**TASK OBJECTIVE**. Reproduce the material exactly, omitting nothing.

START

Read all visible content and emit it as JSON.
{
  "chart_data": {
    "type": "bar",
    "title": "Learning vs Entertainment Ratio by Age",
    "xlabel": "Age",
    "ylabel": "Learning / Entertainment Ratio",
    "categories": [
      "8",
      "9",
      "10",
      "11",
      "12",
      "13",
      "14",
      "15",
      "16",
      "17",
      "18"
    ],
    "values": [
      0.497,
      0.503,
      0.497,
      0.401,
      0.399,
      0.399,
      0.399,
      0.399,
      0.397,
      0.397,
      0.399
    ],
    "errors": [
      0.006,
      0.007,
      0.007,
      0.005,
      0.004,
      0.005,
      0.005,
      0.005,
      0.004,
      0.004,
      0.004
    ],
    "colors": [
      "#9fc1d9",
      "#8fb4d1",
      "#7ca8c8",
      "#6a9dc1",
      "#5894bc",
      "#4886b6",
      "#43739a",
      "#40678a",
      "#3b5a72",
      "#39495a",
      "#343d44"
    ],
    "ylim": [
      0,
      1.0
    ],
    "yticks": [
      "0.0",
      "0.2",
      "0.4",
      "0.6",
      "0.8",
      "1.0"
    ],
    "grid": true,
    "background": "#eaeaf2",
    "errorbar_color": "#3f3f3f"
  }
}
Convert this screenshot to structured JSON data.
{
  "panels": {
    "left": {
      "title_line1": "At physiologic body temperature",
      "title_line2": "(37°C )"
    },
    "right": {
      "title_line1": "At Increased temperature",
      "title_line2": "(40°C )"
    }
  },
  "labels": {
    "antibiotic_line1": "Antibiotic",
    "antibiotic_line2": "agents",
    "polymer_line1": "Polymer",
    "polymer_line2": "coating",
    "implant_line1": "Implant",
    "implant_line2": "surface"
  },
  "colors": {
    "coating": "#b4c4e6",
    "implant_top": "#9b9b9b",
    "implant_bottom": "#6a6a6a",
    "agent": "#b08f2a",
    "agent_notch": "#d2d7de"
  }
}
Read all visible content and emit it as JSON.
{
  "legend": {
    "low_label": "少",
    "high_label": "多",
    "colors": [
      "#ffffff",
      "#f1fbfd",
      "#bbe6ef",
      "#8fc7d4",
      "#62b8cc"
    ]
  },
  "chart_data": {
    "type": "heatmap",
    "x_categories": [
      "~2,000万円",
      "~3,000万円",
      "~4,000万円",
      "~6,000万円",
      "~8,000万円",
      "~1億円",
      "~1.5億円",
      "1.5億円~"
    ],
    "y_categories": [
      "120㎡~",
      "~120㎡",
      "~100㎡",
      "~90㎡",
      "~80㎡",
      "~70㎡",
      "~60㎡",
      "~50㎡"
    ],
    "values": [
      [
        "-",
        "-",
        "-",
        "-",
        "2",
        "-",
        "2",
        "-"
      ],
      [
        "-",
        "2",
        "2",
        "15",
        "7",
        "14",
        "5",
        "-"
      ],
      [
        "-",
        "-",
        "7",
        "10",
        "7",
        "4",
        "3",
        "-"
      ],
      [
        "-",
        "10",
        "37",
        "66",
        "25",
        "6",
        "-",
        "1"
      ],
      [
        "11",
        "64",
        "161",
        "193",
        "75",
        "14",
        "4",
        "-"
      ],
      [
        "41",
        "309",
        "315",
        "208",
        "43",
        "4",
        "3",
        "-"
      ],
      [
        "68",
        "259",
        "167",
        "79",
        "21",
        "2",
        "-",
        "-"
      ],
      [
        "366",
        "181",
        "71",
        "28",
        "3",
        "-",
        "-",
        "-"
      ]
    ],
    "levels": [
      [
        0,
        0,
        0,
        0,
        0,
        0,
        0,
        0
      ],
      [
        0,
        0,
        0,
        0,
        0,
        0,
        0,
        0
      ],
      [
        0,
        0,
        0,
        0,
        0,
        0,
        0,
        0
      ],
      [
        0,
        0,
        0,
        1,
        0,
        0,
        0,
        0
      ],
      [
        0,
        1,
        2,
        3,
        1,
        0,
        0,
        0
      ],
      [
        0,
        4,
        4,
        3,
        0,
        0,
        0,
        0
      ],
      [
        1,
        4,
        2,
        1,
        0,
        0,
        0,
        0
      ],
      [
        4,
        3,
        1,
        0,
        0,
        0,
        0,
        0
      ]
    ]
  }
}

END

**THE RESULT**.
Read all visible content and emit it as JSON.
{
  "chart_data": {
    "type": "bar",
    "title": "Learning vs Entertainment Ratio by Age",
    "xlabel": "Age",
    "ylabel": "Learning / Entertainment Ratio",
    "categories": [
      "8",
      "9",
      "10",
      "11",
      "12",
      "13",
      "14",
      "15",
      "16",
      "17",
      "18"
    ],
    "values": [
      0.497,
      0.503,
      0.497,
      0.401,
      0.399,
      0.399,
      0.399,
      0.399,
      0.397,
      0.397,
      0.399
    ],
    "errors": [
      0.006,
      0.007,
      0.007,
      0.005,
      0.004,
      0.005,
      0.005,
      0.005,
      0.004,
      0.004,
      0.004
    ],
    "colors": [
      "#9fc1d9",
      "#8fb4d1",
      "#7ca8c8",
      "#6a9dc1",
      "#5894bc",
      "#4886b6",
      "#43739a",
      "#40678a",
      "#3b5a72",
      "#39495a",
      "#343d44"
    ],
    "ylim": [
      0,
      1.0
    ],
    "yticks": [
      "0.0",
      "0.2",
      "0.4",
      "0.6",
      "0.8",
      "1.0"
    ],
    "grid": true,
    "background": "#eaeaf2",
    "errorbar_color": "#3f3f3f"
  }
}
Convert this screenshot to structured JSON data.
{
  "panels": {
    "left": {
      "title_line1": "At physiologic body temperature",
      "title_line2": "(37°C )"
    },
    "right": {
      "title_line1": "At Increased temperature",
      "title_line2": "(40°C )"
    }
  },
  "labels": {
    "antibiotic_line1": "Antibiotic",
    "antibiotic_line2": "agents",
    "polymer_line1": "Polymer",
    "polymer_line2": "coating",
    "implant_line1": "Implant",
    "implant_line2": "surface"
  },
  "colors": {
    "coating": "#b4c4e6",
    "implant_top": "#9b9b9b",
    "implant_bottom": "#6a6a6a",
    "agent": "#b08f2a",
    "agent_notch": "#d2d7de"
  }
}
Read all visible content and emit it as JSON.
{
  "legend": {
    "low_label": "少",
    "high_label": "多",
    "colors": [
      "#ffffff",
      "#f1fbfd",
      "#bbe6ef",
      "#8fc7d4",
      "#62b8cc"
    ]
  },
  "chart_data": {
    "type": "heatmap",
    "x_categories": [
      "~2,000万円",
      "~3,000万円",
      "~4,000万円",
      "~6,000万円",
      "~8,000万円",
      "~1億円",
      "~1.5億円",
      "1.5億円~"
    ],
    "y_categories": [
      "120㎡~",
      "~120㎡",
      "~100㎡",
      "~90㎡",
      "~80㎡",
      "~70㎡",
      "~60㎡",
      "~50㎡"
    ],
    "values": [
      [
        "-",
        "-",
        "-",
        "-",
        "2",
        "-",
        "2",
        "-"
      ],
      [
        "-",
        "2",
        "2",
        "15",
        "7",
        "14",
        "5",
        "-"
      ],
      [
        "-",
        "-",
        "7",
        "10",
        "7",
        "4",
        "3",
        "-"
      ],
      [
        "-",
        "10",
        "37",
        "66",
        "25",
        "6",
        "-",
        "1"
      ],
      [
        "11",
        "64",
        "161",
        "193",
        "75",
        "14",
        "4",
        "-"
      ],
      [
        "41",
        "309",
        "315",
        "208",
        "43",
        "4",
        "3",
        "-"
      ],
      [
        "68",
        "259",
        "167",
        "79",
        "21",
        "2",
        "-",
        "-"
      ],
      [
        "366",
        "181",
        "71",
        "28",
        "3",
        "-",
        "-",
        "-"
      ]
    ],
    "levels": [
      [
        0,
        0,
        0,
        0,
        0,
        0,
        0,
        0
      ],
      [
        0,
        0,
        0,
        0,
        0,
        0,
        0,
        0
      ],
      [
        0,
        0,
        0,
        0,
        0,
        0,
        0,
        0
      ],
      [
        0,
        0,
        0,
        1,
        0,
        0,
        0,
        0
      ],
      [
        0,
        1,
        2,
        3,
        1,
        0,
        0,
        0
      ],
      [
        0,
        4,
        4,
        3,
        0,
        0,
        0,
        0
      ],
      [
        1,
        4,
        2,
        1,
        0,
        0,
        0,
        0
      ],
      [
        4,
        3,
        1,
        0,
        0,
        0,
        0,
        0
      ]
    ]
  }
}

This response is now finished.